• _Required action_:
In your reply, print every line of the listing exactly and omit all images.
- - -
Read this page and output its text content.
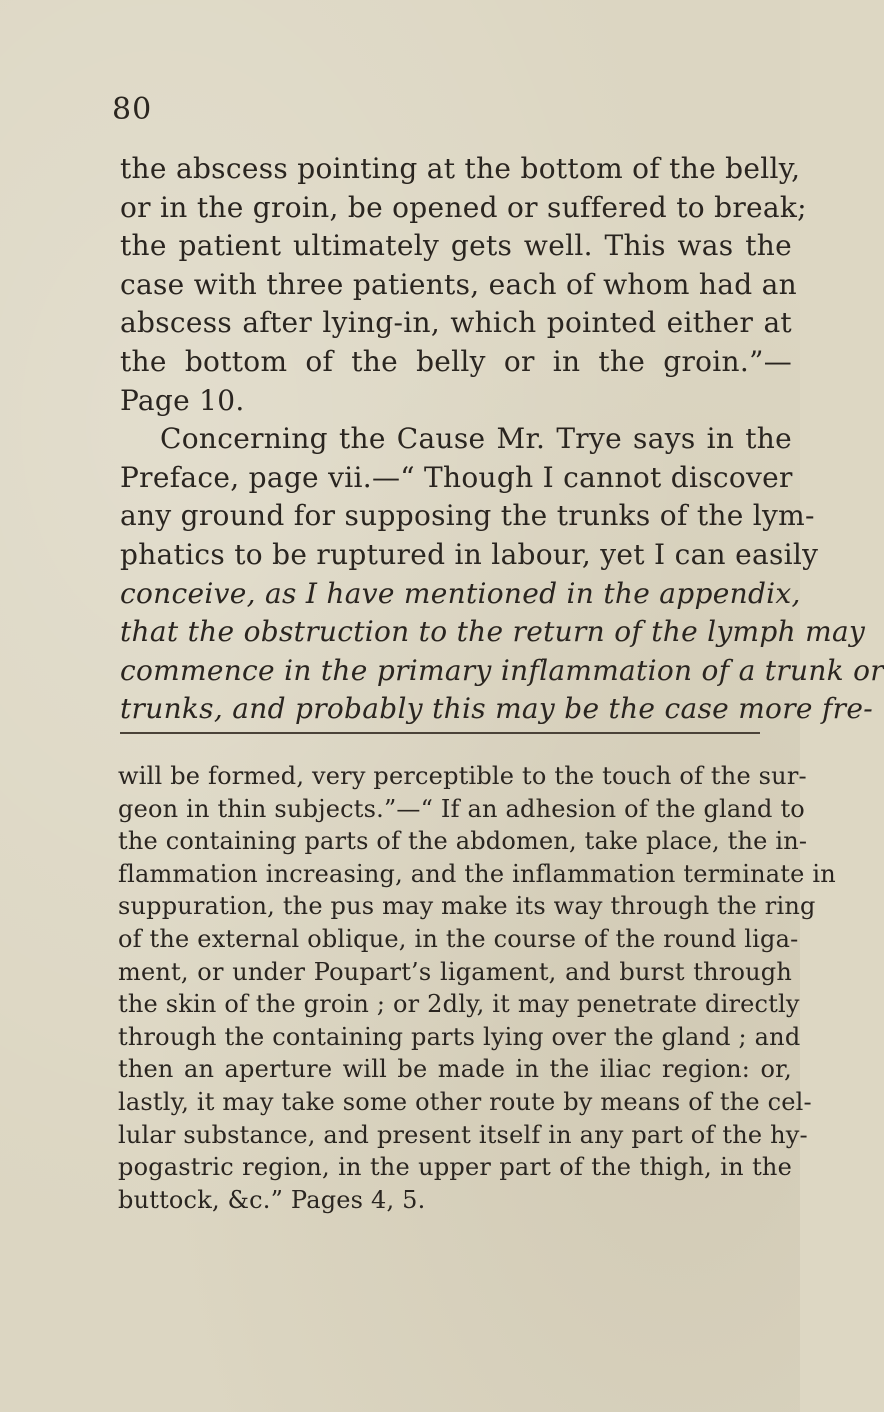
80
the abscess pointing at the bottom of the belly,
or in the groin, be opened or suffered to break;
the patient ultimately gets well. This was the
case with three patients, each of whom had an
abscess after lying-in, which pointed either at
the bottom of the belly or in the groin.”—
Page 10.
Concerning the Cause Mr. Trye says in the
Preface, page vii.—“ Though I cannot discover
any ground for supposing the trunks of the lym-
phatics to be ruptured in labour, yet I can easily
conceive, as I have mentioned in the appendix,
that the obstruction to the return of the lymph may
commence in the primary inflammation of a trunk or
trunks, and probably this may be the case more fre-
will be formed, very perceptible to the touch of the sur-
geon in thin subjects.”—“ If an adhesion of the gland to
the containing parts of the abdomen, take place, the in-
flammation increasing, and the inflammation terminate in
suppuration, the pus may make its way through the ring
of the external oblique, in the course of the round liga-
ment, or under Poupart’s ligament, and burst through
the skin of the groin ; or 2dly, it may penetrate directly
through the containing parts lying over the gland ; and
then an aperture will be made in the iliac region: or,
lastly, it may take some other route by means of the cel-
lular substance, and present itself in any part of the hy-
pogastric region, in the upper part of the thigh, in the
buttock, &c.” Pages 4, 5.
- - -
• _Your solution_:
Read this page and output its text content.
80
the abscess pointing at the bottom of the belly,
or in the groin, be opened or suffered to break;
the patient ultimately gets well. This was the
case with three patients, each of whom had an
abscess after lying-in, which pointed either at
the bottom of the belly or in the groin.”—
Page 10.
Concerning the Cause Mr. Trye says in the
Preface, page vii.—“ Though I cannot discover
any ground for supposing the trunks of the lym-
phatics to be ruptured in labour, yet I can easily
conceive, as I have mentioned in the appendix,
that the obstruction to the return of the lymph may
commence in the primary inflammation of a trunk or
trunks, and probably this may be the case more fre-
will be formed, very perceptible to the touch of the sur-
geon in thin subjects.”—“ If an adhesion of the gland to
the containing parts of the abdomen, take place, the in-
flammation increasing, and the inflammation terminate in
suppuration, the pus may make its way through the ring
of the external oblique, in the course of the round liga-
ment, or under Poupart’s ligament, and burst through
the skin of the groin ; or 2dly, it may penetrate directly
through the containing parts lying over the gland ; and
then an aperture will be made in the iliac region: or,
lastly, it may take some other route by means of the cel-
lular substance, and present itself in any part of the hy-
pogastric region, in the upper part of the thigh, in the
buttock, &c.” Pages 4, 5.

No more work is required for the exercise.